Look through the lines below and extract any with the word "petals".

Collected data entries
◆ ◆ ◆

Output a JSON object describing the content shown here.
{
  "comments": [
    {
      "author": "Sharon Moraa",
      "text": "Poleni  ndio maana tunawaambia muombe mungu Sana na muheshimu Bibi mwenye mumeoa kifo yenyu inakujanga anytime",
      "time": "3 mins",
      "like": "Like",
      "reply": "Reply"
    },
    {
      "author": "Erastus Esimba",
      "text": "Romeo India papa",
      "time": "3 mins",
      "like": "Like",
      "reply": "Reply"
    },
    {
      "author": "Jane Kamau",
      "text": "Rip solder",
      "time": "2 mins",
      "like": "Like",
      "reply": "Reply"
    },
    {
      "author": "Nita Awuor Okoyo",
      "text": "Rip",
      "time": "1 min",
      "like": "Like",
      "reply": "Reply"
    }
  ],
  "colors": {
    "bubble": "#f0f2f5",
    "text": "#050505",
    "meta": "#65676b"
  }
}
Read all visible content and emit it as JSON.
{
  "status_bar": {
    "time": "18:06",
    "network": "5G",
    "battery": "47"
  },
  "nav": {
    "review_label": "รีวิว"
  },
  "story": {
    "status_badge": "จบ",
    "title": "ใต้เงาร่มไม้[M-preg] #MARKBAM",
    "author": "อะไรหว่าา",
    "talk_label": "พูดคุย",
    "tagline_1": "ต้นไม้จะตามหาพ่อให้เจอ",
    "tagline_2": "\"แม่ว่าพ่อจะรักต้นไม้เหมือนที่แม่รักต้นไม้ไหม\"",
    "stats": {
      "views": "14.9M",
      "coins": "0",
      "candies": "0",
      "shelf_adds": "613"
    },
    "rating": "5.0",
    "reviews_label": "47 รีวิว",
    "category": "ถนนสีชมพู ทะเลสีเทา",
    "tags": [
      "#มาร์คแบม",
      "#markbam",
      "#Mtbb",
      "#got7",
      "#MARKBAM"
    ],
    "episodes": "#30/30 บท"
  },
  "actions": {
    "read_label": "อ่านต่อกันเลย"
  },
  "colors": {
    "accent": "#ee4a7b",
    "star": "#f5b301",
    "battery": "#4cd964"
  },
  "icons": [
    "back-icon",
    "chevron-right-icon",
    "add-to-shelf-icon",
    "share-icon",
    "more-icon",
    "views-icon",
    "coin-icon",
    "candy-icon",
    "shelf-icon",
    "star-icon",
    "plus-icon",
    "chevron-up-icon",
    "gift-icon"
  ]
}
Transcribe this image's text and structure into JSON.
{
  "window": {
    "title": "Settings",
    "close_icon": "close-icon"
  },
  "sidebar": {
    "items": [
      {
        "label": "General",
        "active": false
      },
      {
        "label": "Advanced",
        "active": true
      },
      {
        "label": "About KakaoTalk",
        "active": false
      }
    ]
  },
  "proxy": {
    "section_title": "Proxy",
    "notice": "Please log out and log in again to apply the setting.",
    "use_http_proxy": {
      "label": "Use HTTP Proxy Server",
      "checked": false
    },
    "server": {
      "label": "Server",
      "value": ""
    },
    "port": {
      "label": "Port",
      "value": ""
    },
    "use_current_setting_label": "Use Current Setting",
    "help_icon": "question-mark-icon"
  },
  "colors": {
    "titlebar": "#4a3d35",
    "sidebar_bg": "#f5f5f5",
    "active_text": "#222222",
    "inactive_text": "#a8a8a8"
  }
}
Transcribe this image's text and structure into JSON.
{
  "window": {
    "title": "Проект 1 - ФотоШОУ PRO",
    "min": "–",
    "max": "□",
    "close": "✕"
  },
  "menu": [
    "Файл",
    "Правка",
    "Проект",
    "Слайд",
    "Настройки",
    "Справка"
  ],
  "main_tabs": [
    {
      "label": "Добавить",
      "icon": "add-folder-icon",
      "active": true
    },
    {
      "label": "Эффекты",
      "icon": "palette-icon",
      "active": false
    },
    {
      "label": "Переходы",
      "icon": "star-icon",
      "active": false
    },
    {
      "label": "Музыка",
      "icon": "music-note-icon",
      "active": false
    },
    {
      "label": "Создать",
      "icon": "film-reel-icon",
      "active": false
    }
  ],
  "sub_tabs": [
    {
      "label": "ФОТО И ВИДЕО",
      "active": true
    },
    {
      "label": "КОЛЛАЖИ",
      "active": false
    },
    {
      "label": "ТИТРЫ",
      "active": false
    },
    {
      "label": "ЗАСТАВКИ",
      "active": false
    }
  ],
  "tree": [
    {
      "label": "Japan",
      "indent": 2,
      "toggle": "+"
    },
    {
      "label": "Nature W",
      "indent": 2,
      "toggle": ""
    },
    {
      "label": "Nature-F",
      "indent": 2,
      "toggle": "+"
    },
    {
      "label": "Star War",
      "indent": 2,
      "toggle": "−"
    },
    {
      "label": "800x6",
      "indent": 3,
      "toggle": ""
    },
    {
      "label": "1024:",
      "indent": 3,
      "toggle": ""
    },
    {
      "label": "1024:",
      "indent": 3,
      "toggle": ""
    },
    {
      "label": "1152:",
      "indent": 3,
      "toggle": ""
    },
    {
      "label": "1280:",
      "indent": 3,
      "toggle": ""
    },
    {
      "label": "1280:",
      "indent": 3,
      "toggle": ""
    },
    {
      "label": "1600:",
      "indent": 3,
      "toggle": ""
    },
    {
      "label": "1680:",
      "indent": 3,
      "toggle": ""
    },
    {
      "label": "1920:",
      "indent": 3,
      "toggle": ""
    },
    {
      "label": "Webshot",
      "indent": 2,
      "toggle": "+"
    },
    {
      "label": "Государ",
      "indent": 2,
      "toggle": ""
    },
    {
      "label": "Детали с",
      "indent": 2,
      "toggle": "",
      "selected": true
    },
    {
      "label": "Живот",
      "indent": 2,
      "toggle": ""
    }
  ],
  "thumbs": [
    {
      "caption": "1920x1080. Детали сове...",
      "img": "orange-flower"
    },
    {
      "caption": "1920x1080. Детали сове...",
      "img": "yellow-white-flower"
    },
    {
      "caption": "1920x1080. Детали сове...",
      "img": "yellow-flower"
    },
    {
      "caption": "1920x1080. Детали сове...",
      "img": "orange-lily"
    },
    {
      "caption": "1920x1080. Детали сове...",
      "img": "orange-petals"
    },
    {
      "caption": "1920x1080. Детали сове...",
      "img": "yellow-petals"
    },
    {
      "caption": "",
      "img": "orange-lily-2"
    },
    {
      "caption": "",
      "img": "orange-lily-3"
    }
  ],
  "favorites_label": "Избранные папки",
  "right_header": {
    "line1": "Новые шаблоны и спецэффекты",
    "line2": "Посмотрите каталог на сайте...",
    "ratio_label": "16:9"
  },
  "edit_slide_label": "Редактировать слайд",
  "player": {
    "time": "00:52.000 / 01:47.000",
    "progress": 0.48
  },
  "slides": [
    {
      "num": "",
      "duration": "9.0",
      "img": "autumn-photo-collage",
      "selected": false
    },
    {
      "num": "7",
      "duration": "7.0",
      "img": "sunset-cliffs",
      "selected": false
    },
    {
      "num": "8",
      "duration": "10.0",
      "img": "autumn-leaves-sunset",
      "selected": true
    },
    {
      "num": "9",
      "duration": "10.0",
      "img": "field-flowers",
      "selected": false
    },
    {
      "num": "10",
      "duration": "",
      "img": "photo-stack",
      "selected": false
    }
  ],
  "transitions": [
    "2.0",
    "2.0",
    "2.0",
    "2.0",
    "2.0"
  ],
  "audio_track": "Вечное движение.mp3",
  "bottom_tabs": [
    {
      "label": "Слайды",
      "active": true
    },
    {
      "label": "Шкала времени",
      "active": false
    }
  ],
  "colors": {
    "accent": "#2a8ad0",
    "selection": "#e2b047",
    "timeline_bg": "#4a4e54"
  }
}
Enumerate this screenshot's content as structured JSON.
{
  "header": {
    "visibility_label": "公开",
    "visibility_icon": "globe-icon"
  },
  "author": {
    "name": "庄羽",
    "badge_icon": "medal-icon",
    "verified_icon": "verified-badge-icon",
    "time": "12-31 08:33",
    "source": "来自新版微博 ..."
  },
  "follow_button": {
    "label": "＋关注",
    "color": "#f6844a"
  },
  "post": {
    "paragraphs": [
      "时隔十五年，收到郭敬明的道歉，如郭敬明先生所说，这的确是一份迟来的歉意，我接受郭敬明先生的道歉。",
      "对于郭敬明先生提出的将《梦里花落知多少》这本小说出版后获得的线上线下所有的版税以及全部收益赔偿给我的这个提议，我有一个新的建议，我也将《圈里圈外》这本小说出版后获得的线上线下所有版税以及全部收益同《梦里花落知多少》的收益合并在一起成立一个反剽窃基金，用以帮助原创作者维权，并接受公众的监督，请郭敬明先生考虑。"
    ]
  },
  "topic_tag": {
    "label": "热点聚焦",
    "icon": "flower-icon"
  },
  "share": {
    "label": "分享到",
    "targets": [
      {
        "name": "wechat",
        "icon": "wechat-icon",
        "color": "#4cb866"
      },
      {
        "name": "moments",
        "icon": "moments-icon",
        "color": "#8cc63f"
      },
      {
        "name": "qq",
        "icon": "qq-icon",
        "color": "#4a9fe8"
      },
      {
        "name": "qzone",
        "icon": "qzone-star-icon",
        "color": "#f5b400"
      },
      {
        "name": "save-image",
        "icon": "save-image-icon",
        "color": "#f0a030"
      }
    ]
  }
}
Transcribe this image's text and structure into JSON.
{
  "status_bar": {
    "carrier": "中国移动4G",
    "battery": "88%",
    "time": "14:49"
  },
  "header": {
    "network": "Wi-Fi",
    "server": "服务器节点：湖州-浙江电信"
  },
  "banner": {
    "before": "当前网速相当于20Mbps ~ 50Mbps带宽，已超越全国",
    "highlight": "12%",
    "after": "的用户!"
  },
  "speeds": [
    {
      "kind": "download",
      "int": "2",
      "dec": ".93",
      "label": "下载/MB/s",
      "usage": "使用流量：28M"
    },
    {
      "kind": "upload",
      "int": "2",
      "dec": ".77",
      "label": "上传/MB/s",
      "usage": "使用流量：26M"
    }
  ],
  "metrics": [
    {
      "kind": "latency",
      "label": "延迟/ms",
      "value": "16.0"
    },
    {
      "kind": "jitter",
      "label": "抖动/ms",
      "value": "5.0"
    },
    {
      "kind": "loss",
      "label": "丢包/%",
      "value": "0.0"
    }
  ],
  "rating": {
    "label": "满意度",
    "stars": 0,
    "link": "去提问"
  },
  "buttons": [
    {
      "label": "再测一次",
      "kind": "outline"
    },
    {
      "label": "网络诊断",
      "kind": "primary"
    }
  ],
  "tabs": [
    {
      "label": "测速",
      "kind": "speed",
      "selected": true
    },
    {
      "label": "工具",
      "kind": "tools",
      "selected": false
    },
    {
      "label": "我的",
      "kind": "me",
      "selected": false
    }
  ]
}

◆ ◆ ◆

[Full output]:
      "img": "orange-petals"
      "img": "yellow-petals"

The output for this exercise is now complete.